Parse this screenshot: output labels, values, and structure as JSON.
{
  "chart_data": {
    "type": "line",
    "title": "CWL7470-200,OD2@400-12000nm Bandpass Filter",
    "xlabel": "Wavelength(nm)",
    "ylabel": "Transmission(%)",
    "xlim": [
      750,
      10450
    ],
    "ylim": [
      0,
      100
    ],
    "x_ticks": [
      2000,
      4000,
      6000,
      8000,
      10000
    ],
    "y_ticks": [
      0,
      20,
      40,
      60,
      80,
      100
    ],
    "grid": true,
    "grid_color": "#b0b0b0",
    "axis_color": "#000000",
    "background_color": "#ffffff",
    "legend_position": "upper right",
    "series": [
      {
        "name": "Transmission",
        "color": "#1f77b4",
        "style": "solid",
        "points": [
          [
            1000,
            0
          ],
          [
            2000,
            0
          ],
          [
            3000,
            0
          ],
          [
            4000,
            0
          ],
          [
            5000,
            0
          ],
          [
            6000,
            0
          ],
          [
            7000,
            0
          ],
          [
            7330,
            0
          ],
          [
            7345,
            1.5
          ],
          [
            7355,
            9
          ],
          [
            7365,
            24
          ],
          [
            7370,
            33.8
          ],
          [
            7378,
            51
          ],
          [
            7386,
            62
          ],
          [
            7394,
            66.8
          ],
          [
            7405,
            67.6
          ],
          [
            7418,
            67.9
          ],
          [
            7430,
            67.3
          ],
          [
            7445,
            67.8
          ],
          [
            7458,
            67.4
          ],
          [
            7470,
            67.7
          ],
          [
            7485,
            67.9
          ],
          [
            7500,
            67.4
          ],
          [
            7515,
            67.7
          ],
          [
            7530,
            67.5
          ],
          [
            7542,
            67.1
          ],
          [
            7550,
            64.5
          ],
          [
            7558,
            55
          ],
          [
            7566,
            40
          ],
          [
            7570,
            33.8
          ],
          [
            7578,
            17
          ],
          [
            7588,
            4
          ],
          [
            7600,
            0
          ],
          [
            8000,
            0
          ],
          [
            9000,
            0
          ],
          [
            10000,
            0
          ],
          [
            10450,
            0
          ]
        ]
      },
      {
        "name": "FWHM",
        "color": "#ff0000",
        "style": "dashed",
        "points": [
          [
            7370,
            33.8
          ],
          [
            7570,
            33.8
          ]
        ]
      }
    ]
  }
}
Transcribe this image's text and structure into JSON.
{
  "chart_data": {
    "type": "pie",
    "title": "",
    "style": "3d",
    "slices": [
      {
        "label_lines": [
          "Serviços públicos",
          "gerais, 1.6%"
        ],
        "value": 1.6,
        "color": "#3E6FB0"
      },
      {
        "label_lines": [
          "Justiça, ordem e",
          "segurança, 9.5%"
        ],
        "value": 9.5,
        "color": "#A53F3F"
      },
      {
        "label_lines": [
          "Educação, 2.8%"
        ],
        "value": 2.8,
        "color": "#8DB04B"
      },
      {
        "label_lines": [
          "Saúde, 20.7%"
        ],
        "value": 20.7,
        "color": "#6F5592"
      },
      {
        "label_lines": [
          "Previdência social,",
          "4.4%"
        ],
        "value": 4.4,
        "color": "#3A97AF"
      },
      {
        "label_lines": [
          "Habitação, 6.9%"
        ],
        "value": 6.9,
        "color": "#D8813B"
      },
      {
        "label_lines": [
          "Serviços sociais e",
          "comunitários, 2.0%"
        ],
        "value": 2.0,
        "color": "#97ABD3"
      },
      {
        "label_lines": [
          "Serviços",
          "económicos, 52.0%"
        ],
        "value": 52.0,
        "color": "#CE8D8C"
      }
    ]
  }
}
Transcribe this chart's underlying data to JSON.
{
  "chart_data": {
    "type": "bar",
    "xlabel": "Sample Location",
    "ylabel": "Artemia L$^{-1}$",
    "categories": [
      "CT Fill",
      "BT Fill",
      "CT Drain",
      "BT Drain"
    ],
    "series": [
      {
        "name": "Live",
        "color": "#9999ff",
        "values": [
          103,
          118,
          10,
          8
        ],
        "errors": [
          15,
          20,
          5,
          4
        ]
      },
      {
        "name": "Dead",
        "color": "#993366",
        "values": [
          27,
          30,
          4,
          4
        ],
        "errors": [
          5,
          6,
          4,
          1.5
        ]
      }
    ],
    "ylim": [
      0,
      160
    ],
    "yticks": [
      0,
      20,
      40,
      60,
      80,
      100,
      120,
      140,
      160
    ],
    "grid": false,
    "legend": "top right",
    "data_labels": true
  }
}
=====
# Objective
Print the whole listing exactly as it is.

# The result
Parse this screenshot: output labels, values, and structure as JSON.
{
  "chart_data": {
    "type": "line",
    "title": "CWL7470-200,OD2@400-12000nm Bandpass Filter",
    "xlabel": "Wavelength(nm)",
    "ylabel": "Transmission(%)",
    "xlim": [
      750,
      10450
    ],
    "ylim": [
      0,
      100
    ],
    "x_ticks": [
      2000,
      4000,
      6000,
      8000,
      10000
    ],
    "y_ticks": [
      0,
      20,
      40,
      60,
      80,
      100
    ],
    "grid": true,
    "grid_color": "#b0b0b0",
    "axis_color": "#000000",
    "background_color": "#ffffff",
    "legend_position": "upper right",
    "series": [
      {
        "name": "Transmission",
        "color": "#1f77b4",
        "style": "solid",
        "points": [
          [
            1000,
            0
          ],
          [
            2000,
            0
          ],
          [
            3000,
            0
          ],
          [
            4000,
            0
          ],
          [
            5000,
            0
          ],
          [
            6000,
            0
          ],
          [
            7000,
            0
          ],
          [
            7330,
            0
          ],
          [
            7345,
            1.5
          ],
          [
            7355,
            9
          ],
          [
            7365,
            24
          ],
          [
            7370,
            33.8
          ],
          [
            7378,
            51
          ],
          [
            7386,
            62
          ],
          [
            7394,
            66.8
          ],
          [
            7405,
            67.6
          ],
          [
            7418,
            67.9
          ],
          [
            7430,
            67.3
          ],
          [
            7445,
            67.8
          ],
          [
            7458,
            67.4
          ],
          [
            7470,
            67.7
          ],
          [
            7485,
            67.9
          ],
          [
            7500,
            67.4
          ],
          [
            7515,
            67.7
          ],
          [
            7530,
            67.5
          ],
          [
            7542,
            67.1
          ],
          [
            7550,
            64.5
          ],
          [
            7558,
            55
          ],
          [
            7566,
            40
          ],
          [
            7570,
            33.8
          ],
          [
            7578,
            17
          ],
          [
            7588,
            4
          ],
          [
            7600,
            0
          ],
          [
            8000,
            0
          ],
          [
            9000,
            0
          ],
          [
            10000,
            0
          ],
          [
            10450,
            0
          ]
        ]
      },
      {
        "name": "FWHM",
        "color": "#ff0000",
        "style": "dashed",
        "points": [
          [
            7370,
            33.8
          ],
          [
            7570,
            33.8
          ]
        ]
      }
    ]
  }
}
Transcribe this image's text and structure into JSON.
{
  "chart_data": {
    "type": "pie",
    "title": "",
    "style": "3d",
    "slices": [
      {
        "label_lines": [
          "Serviços públicos",
          "gerais, 1.6%"
        ],
        "value": 1.6,
        "color": "#3E6FB0"
      },
      {
        "label_lines": [
          "Justiça, ordem e",
          "segurança, 9.5%"
        ],
        "value": 9.5,
        "color": "#A53F3F"
      },
      {
        "label_lines": [
          "Educação, 2.8%"
        ],
        "value": 2.8,
        "color": "#8DB04B"
      },
      {
        "label_lines": [
          "Saúde, 20.7%"
        ],
        "value": 20.7,
        "color": "#6F5592"
      },
      {
        "label_lines": [
          "Previdência social,",
          "4.4%"
        ],
        "value": 4.4,
        "color": "#3A97AF"
      },
      {
        "label_lines": [
          "Habitação, 6.9%"
        ],
        "value": 6.9,
        "color": "#D8813B"
      },
      {
        "label_lines": [
          "Serviços sociais e",
          "comunitários, 2.0%"
        ],
        "value": 2.0,
        "color": "#97ABD3"
      },
      {
        "label_lines": [
          "Serviços",
          "económicos, 52.0%"
        ],
        "value": 52.0,
        "color": "#CE8D8C"
      }
    ]
  }
}
Transcribe this chart's underlying data to JSON.
{
  "chart_data": {
    "type": "bar",
    "xlabel": "Sample Location",
    "ylabel": "Artemia L$^{-1}$",
    "categories": [
      "CT Fill",
      "BT Fill",
      "CT Drain",
      "BT Drain"
    ],
    "series": [
      {
        "name": "Live",
        "color": "#9999ff",
        "values": [
          103,
          118,
          10,
          8
        ],
        "errors": [
          15,
          20,
          5,
          4
        ]
      },
      {
        "name": "Dead",
        "color": "#993366",
        "values": [
          27,
          30,
          4,
          4
        ],
        "errors": [
          5,
          6,
          4,
          1.5
        ]
      }
    ],
    "ylim": [
      0,
      160
    ],
    "yticks": [
      0,
      20,
      40,
      60,
      80,
      100,
      120,
      140,
      160
    ],
    "grid": false,
    "legend": "top right",
    "data_labels": true
  }
}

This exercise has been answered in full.